__Data provided__
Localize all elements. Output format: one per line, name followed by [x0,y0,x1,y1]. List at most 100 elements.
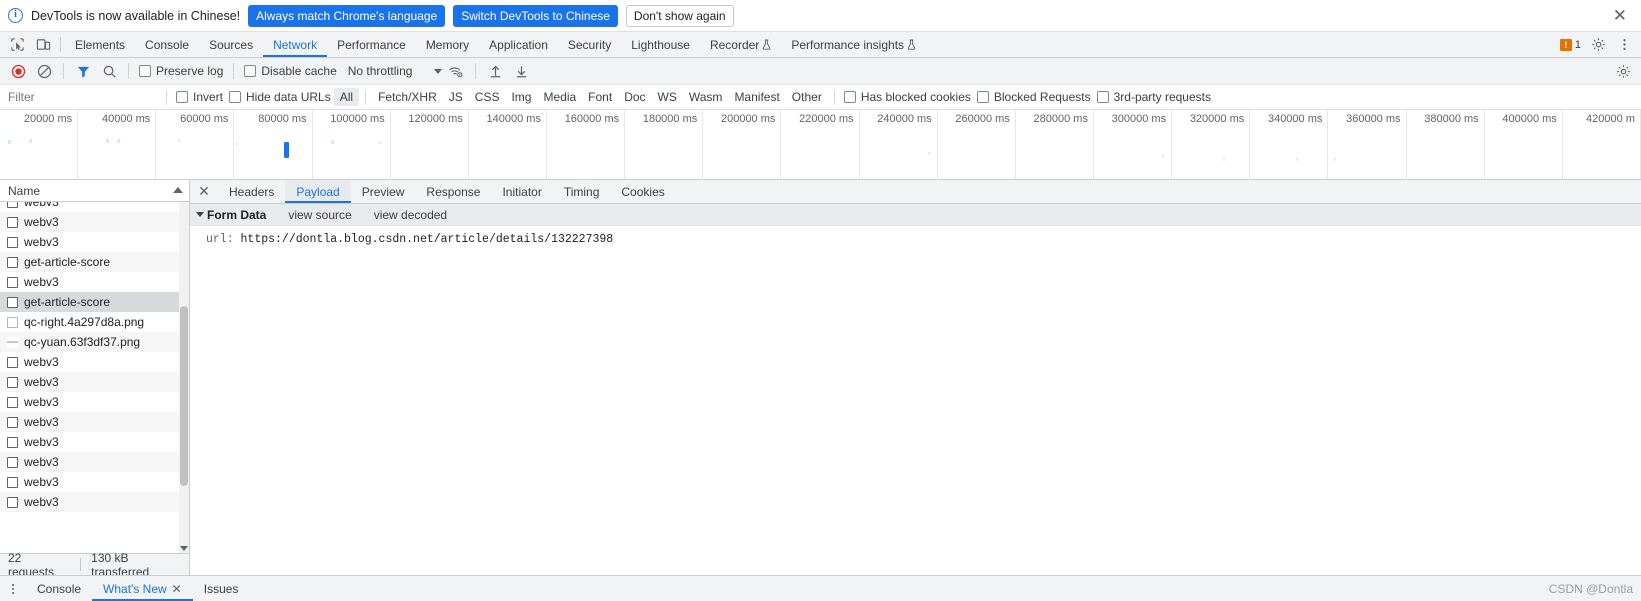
filter-input[interactable] [0,90,160,104]
record-stop-icon[interactable] [6,60,30,82]
detail-tab-timing[interactable]: Timing [553,180,611,203]
export-har-icon[interactable] [509,60,533,82]
collapse-triangle-icon[interactable] [196,212,204,217]
filter-type-img[interactable]: Img [505,88,537,106]
timeline-interval: 360000 ms [1328,110,1407,179]
switch-to-chinese-button[interactable]: Switch DevTools to Chinese [453,4,618,27]
tab-recorder[interactable]: Recorder [700,32,781,57]
request-detail-pane: ✕ Headers Payload Preview Response Initi… [190,180,1641,575]
filter-type-css[interactable]: CSS [469,88,506,106]
gear-icon[interactable] [1611,60,1635,82]
filter-type-manifest[interactable]: Manifest [728,88,785,106]
filter-type-fetch-xhr[interactable]: Fetch/XHR [372,88,443,106]
dont-show-again-button[interactable]: Don't show again [625,4,734,27]
detail-tab-initiator[interactable]: Initiator [491,180,552,203]
filter-type-doc[interactable]: Doc [618,88,651,106]
request-row[interactable]: webv3 [0,212,189,232]
view-source-link[interactable]: view source [288,208,351,222]
scroll-down-icon[interactable] [180,546,188,551]
language-banner: i DevTools is now available in Chinese! … [0,0,1641,32]
timeline-interval: 60000 ms [156,110,235,179]
request-row[interactable]: webv3 [0,232,189,252]
tab-memory[interactable]: Memory [416,32,479,57]
network-toolbar: Preserve log Disable cache No throttling [0,58,1641,85]
filter-type-other[interactable]: Other [786,88,828,106]
tab-network[interactable]: Network [263,32,328,57]
detail-tab-headers[interactable]: Headers [218,180,285,203]
filter-type-ws[interactable]: WS [652,88,683,106]
disable-cache-checkbox[interactable]: Disable cache [241,64,339,78]
third-party-requests-checkbox[interactable]: 3rd-party requests [1094,90,1214,104]
kebab-menu-icon[interactable] [0,576,26,601]
search-icon[interactable] [97,60,121,82]
request-row[interactable]: webv3 [0,472,189,492]
hide-data-urls-checkbox[interactable]: Hide data URLs [226,90,334,104]
form-data-section-header[interactable]: Form Data view source view decoded [190,204,1641,226]
drawer-tab-issues[interactable]: Issues [193,576,250,601]
always-match-language-button[interactable]: Always match Chrome's language [248,4,446,27]
request-row[interactable]: qc-right.4a297d8a.png [0,312,189,332]
detail-tab-payload[interactable]: Payload [285,180,352,203]
tab-performance[interactable]: Performance [327,32,416,57]
detail-tab-preview[interactable]: Preview [351,180,416,203]
request-list-scrollbar[interactable] [179,202,189,553]
import-har-icon[interactable] [483,60,507,82]
invert-checkbox[interactable]: Invert [173,90,226,104]
request-row[interactable]: webv3 [0,202,189,212]
request-row[interactable]: webv3 [0,272,189,292]
tab-sources[interactable]: Sources [199,32,263,57]
request-row[interactable]: get-article-score [0,292,189,312]
close-icon[interactable]: ✕ [172,582,182,596]
close-icon[interactable]: ✕ [1609,7,1631,24]
drawer-tab-console[interactable]: Console [26,576,92,601]
detail-tab-response[interactable]: Response [415,180,491,203]
tab-label: Application [489,37,548,52]
request-row[interactable]: get-article-score [0,252,189,272]
tab-console[interactable]: Console [135,32,199,57]
filter-type-all[interactable]: All [333,88,360,106]
request-row[interactable]: webv3 [0,392,189,412]
scrollbar-thumb[interactable] [180,306,188,486]
gear-icon[interactable] [1585,37,1611,52]
filter-type-wasm[interactable]: Wasm [683,88,729,106]
request-list-header[interactable]: Name [0,180,189,202]
filter-type-media[interactable]: Media [537,88,582,106]
device-toolbar-icon[interactable] [30,32,56,57]
request-row[interactable]: webv3 [0,372,189,392]
request-row[interactable]: webv3 [0,452,189,472]
has-blocked-cookies-checkbox[interactable]: Has blocked cookies [841,90,974,104]
clear-network-icon[interactable] [32,60,56,82]
request-row[interactable]: webv3 [0,492,189,512]
document-icon [7,296,18,308]
tab-performance-insights[interactable]: Performance insights [781,32,926,57]
request-rows[interactable]: webv3 webv3 webv3 get-article-score webv3 get… [0,202,189,553]
detail-tab-cookies[interactable]: Cookies [610,180,675,203]
request-row[interactable]: qc-yuan.63f3df37.png [0,332,189,352]
filter-type-font[interactable]: Font [582,88,618,106]
filter-type-js[interactable]: JS [443,88,469,106]
tab-elements[interactable]: Elements [65,32,135,57]
timeline-tick-mark [378,141,381,144]
tab-lighthouse[interactable]: Lighthouse [621,32,700,57]
request-row[interactable]: webv3 [0,432,189,452]
tab-security[interactable]: Security [558,32,621,57]
request-row[interactable]: webv3 [0,412,189,432]
network-overview-timeline[interactable]: 20000 ms 40000 ms 60000 ms 80000 ms 100000 m… [0,110,1641,180]
view-decoded-link[interactable]: view decoded [374,208,447,222]
funnel-filter-icon[interactable] [71,60,95,82]
tab-application[interactable]: Application [479,32,558,57]
devtools-tabstrip: Elements Console Sources Network Perform… [0,32,1641,58]
blocked-requests-checkbox[interactable]: Blocked Requests [974,90,1094,104]
warnings-badge[interactable]: ! 1 [1555,37,1585,52]
sort-ascending-icon[interactable] [173,187,183,193]
timeline-tick-label: 100000 ms [330,113,385,125]
throttling-select[interactable]: No throttling [342,64,443,78]
kebab-menu-icon[interactable] [1611,37,1637,52]
drawer-tab-whats-new[interactable]: What's New ✕ [92,576,193,601]
wifi-settings-icon[interactable] [444,60,468,82]
close-icon[interactable]: ✕ [190,180,218,203]
request-row[interactable]: webv3 [0,352,189,372]
timeline-interval: 240000 ms [860,110,938,179]
preserve-log-checkbox[interactable]: Preserve log [136,64,226,78]
inspect-element-icon[interactable] [4,32,30,57]
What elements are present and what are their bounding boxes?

__Task to complete__
Rewrite every item with "bounding boxes" replaced by "box coordinates", leaving all else unchanged. Omit the pictures from the output.

__Response__
Localize all elements. Output format: one per line, name followed by [x0,y0,x1,y1]. List at most 100 elements.
filter-input[interactable] [0,90,160,104]
record-stop-icon[interactable] [6,60,30,82]
detail-tab-timing[interactable]: Timing [553,180,611,203]
export-har-icon[interactable] [509,60,533,82]
collapse-triangle-icon[interactable] [196,212,204,217]
filter-type-img[interactable]: Img [505,88,537,106]
timeline-interval: 360000 ms [1328,110,1407,179]
switch-to-chinese-button[interactable]: Switch DevTools to Chinese [453,4,618,27]
tab-recorder[interactable]: Recorder [700,32,781,57]
request-detail-pane: ✕ Headers Payload Preview Response Initi… [190,180,1641,575]
filter-type-css[interactable]: CSS [469,88,506,106]
gear-icon[interactable] [1611,60,1635,82]
filter-type-manifest[interactable]: Manifest [728,88,785,106]
filter-type-fetch-xhr[interactable]: Fetch/XHR [372,88,443,106]
dont-show-again-button[interactable]: Don't show again [625,4,734,27]
detail-tab-initiator[interactable]: Initiator [491,180,552,203]
filter-type-doc[interactable]: Doc [618,88,651,106]
request-row[interactable]: webv3 [0,212,189,232]
view-source-link[interactable]: view source [288,208,351,222]
scroll-down-icon[interactable] [180,546,188,551]
language-banner: i DevTools is now available in Chinese! … [0,0,1641,32]
timeline-interval: 60000 ms [156,110,235,179]
request-row[interactable]: webv3 [0,232,189,252]
tab-memory[interactable]: Memory [416,32,479,57]
network-toolbar: Preserve log Disable cache No throttling [0,58,1641,85]
filter-type-other[interactable]: Other [786,88,828,106]
tab-network[interactable]: Network [263,32,328,57]
detail-tab-headers[interactable]: Headers [218,180,285,203]
filter-type-ws[interactable]: WS [652,88,683,106]
disable-cache-checkbox[interactable]: Disable cache [241,64,339,78]
third-party-requests-checkbox[interactable]: 3rd-party requests [1094,90,1214,104]
kebab-menu-icon[interactable] [0,576,26,601]
search-icon[interactable] [97,60,121,82]
request-row[interactable]: webv3 [0,472,189,492]
hide-data-urls-checkbox[interactable]: Hide data URLs [226,90,334,104]
form-data-section-header[interactable]: Form Data view source view decoded [190,204,1641,226]
drawer-tab-issues[interactable]: Issues [193,576,250,601]
always-match-language-button[interactable]: Always match Chrome's language [248,4,446,27]
request-row[interactable]: qc-right.4a297d8a.png [0,312,189,332]
detail-tab-payload[interactable]: Payload [285,180,352,203]
tab-performance[interactable]: Performance [327,32,416,57]
detail-tab-preview[interactable]: Preview [351,180,416,203]
request-list-scrollbar[interactable] [179,202,189,553]
import-har-icon[interactable] [483,60,507,82]
invert-checkbox[interactable]: Invert [173,90,226,104]
request-row[interactable]: webv3 [0,202,189,212]
request-row[interactable]: webv3 [0,272,189,292]
tab-sources[interactable]: Sources [199,32,263,57]
request-row[interactable]: get-article-score [0,292,189,312]
close-icon[interactable]: ✕ [172,582,182,596]
close-icon[interactable]: ✕ [1609,7,1631,24]
drawer-tab-console[interactable]: Console [26,576,92,601]
detail-tab-response[interactable]: Response [415,180,491,203]
tab-label: Application [489,37,548,52]
request-row[interactable]: get-article-score [0,252,189,272]
tab-console[interactable]: Console [135,32,199,57]
filter-type-all[interactable]: All [333,88,360,106]
request-row[interactable]: webv3 [0,392,189,412]
scrollbar-thumb[interactable] [180,306,188,486]
gear-icon[interactable] [1585,37,1611,52]
filter-type-wasm[interactable]: Wasm [683,88,729,106]
request-list-header[interactable]: Name [0,180,189,202]
filter-type-media[interactable]: Media [537,88,582,106]
device-toolbar-icon[interactable] [30,32,56,57]
request-row[interactable]: webv3 [0,372,189,392]
request-row[interactable]: webv3 [0,452,189,472]
has-blocked-cookies-checkbox[interactable]: Has blocked cookies [841,90,974,104]
clear-network-icon[interactable] [32,60,56,82]
request-row[interactable]: webv3 [0,492,189,512]
document-icon [7,296,18,308]
tab-performance-insights[interactable]: Performance insights [781,32,926,57]
request-rows[interactable]: webv3 webv3 webv3 get-article-score webv3 get… [0,202,189,553]
detail-tab-cookies[interactable]: Cookies [610,180,675,203]
request-row[interactable]: qc-yuan.63f3df37.png [0,332,189,352]
filter-type-font[interactable]: Font [582,88,618,106]
filter-type-js[interactable]: JS [443,88,469,106]
tab-elements[interactable]: Elements [65,32,135,57]
timeline-tick-mark [378,141,381,144]
tab-lighthouse[interactable]: Lighthouse [621,32,700,57]
request-row[interactable]: webv3 [0,432,189,452]
tab-security[interactable]: Security [558,32,621,57]
request-row[interactable]: webv3 [0,412,189,432]
network-overview-timeline[interactable]: 20000 ms 40000 ms 60000 ms 80000 ms 100000 m… [0,110,1641,180]
view-decoded-link[interactable]: view decoded [374,208,447,222]
funnel-filter-icon[interactable] [71,60,95,82]
tab-application[interactable]: Application [479,32,558,57]
devtools-tabstrip: Elements Console Sources Network Perform… [0,32,1641,58]
blocked-requests-checkbox[interactable]: Blocked Requests [974,90,1094,104]
warnings-badge[interactable]: ! 1 [1555,37,1585,52]
sort-ascending-icon[interactable] [173,187,183,193]
timeline-tick-label: 100000 ms [330,113,385,125]
throttling-select[interactable]: No throttling [342,64,443,78]
kebab-menu-icon[interactable] [1611,37,1637,52]
drawer-tab-whats-new[interactable]: What's New ✕ [92,576,193,601]
wifi-settings-icon[interactable] [444,60,468,82]
close-icon[interactable]: ✕ [190,180,218,203]
request-row[interactable]: webv3 [0,352,189,372]
timeline-interval: 240000 ms [860,110,938,179]
preserve-log-checkbox[interactable]: Preserve log [136,64,226,78]
inspect-element-icon[interactable] [4,32,30,57]
What elements are present and what are their box coordinates?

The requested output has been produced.